§ Exercise requirements
All entries below are to be set down again, identical to the source.

◆ ◆ ◆ ◆ ◆ ◆ ◆

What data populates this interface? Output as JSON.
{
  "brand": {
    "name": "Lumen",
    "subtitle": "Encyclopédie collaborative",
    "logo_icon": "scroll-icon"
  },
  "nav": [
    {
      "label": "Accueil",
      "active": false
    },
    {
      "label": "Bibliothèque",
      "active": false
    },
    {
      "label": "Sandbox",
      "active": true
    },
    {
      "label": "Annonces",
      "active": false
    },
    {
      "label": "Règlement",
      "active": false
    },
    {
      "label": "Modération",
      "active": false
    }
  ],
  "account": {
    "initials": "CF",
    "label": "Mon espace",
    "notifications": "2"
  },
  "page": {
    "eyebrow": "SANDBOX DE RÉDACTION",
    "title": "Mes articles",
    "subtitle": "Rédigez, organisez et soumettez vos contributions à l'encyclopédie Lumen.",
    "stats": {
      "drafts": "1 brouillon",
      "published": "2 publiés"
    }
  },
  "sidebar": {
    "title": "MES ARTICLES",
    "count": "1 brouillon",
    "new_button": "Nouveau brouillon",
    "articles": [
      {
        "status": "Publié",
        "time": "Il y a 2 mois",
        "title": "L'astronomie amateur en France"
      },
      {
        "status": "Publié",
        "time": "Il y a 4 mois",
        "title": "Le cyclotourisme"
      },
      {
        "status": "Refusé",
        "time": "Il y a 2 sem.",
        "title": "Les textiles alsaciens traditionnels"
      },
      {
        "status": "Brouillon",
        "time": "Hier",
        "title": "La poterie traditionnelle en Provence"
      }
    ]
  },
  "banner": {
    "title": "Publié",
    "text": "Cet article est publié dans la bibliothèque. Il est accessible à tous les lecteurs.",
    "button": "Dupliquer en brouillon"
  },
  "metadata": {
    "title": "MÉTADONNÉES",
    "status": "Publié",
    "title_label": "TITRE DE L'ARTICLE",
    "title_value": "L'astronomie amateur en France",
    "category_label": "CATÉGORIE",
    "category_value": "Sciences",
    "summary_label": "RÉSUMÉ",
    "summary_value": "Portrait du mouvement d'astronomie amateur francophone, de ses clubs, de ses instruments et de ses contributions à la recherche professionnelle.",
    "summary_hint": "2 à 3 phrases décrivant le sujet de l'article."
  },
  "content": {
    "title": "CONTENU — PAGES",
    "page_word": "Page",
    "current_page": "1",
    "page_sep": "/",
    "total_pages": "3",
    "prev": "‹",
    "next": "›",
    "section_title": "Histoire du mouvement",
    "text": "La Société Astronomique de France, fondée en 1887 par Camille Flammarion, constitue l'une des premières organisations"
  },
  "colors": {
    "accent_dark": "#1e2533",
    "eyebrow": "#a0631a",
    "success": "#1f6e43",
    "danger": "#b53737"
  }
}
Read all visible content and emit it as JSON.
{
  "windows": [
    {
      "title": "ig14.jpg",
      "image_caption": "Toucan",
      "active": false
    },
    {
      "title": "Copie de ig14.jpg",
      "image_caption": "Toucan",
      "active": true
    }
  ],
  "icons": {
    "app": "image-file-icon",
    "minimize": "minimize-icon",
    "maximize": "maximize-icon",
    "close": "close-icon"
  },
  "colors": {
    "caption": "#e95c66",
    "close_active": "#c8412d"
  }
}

◆ ◆ ◆ ◆ ◆ ◆ ◆

§ Solved problem
What data populates this interface? Output as JSON.
{
  "brand": {
    "name": "Lumen",
    "subtitle": "Encyclopédie collaborative",
    "logo_icon": "scroll-icon"
  },
  "nav": [
    {
      "label": "Accueil",
      "active": false
    },
    {
      "label": "Bibliothèque",
      "active": false
    },
    {
      "label": "Sandbox",
      "active": true
    },
    {
      "label": "Annonces",
      "active": false
    },
    {
      "label": "Règlement",
      "active": false
    },
    {
      "label": "Modération",
      "active": false
    }
  ],
  "account": {
    "initials": "CF",
    "label": "Mon espace",
    "notifications": "2"
  },
  "page": {
    "eyebrow": "SANDBOX DE RÉDACTION",
    "title": "Mes articles",
    "subtitle": "Rédigez, organisez et soumettez vos contributions à l'encyclopédie Lumen.",
    "stats": {
      "drafts": "1 brouillon",
      "published": "2 publiés"
    }
  },
  "sidebar": {
    "title": "MES ARTICLES",
    "count": "1 brouillon",
    "new_button": "Nouveau brouillon",
    "articles": [
      {
        "status": "Publié",
        "time": "Il y a 2 mois",
        "title": "L'astronomie amateur en France"
      },
      {
        "status": "Publié",
        "time": "Il y a 4 mois",
        "title": "Le cyclotourisme"
      },
      {
        "status": "Refusé",
        "time": "Il y a 2 sem.",
        "title": "Les textiles alsaciens traditionnels"
      },
      {
        "status": "Brouillon",
        "time": "Hier",
        "title": "La poterie traditionnelle en Provence"
      }
    ]
  },
  "banner": {
    "title": "Publié",
    "text": "Cet article est publié dans la bibliothèque. Il est accessible à tous les lecteurs.",
    "button": "Dupliquer en brouillon"
  },
  "metadata": {
    "title": "MÉTADONNÉES",
    "status": "Publié",
    "title_label": "TITRE DE L'ARTICLE",
    "title_value": "L'astronomie amateur en France",
    "category_label": "CATÉGORIE",
    "category_value": "Sciences",
    "summary_label": "RÉSUMÉ",
    "summary_value": "Portrait du mouvement d'astronomie amateur francophone, de ses clubs, de ses instruments et de ses contributions à la recherche professionnelle.",
    "summary_hint": "2 à 3 phrases décrivant le sujet de l'article."
  },
  "content": {
    "title": "CONTENU — PAGES",
    "page_word": "Page",
    "current_page": "1",
    "page_sep": "/",
    "total_pages": "3",
    "prev": "‹",
    "next": "›",
    "section_title": "Histoire du mouvement",
    "text": "La Société Astronomique de France, fondée en 1887 par Camille Flammarion, constitue l'une des premières organisations"
  },
  "colors": {
    "accent_dark": "#1e2533",
    "eyebrow": "#a0631a",
    "success": "#1f6e43",
    "danger": "#b53737"
  }
}
Read all visible content and emit it as JSON.
{
  "windows": [
    {
      "title": "ig14.jpg",
      "image_caption": "Toucan",
      "active": false
    },
    {
      "title": "Copie de ig14.jpg",
      "image_caption": "Toucan",
      "active": true
    }
  ],
  "icons": {
    "app": "image-file-icon",
    "minimize": "minimize-icon",
    "maximize": "maximize-icon",
    "close": "close-icon"
  },
  "colors": {
    "caption": "#e95c66",
    "close_active": "#c8412d"
  }
}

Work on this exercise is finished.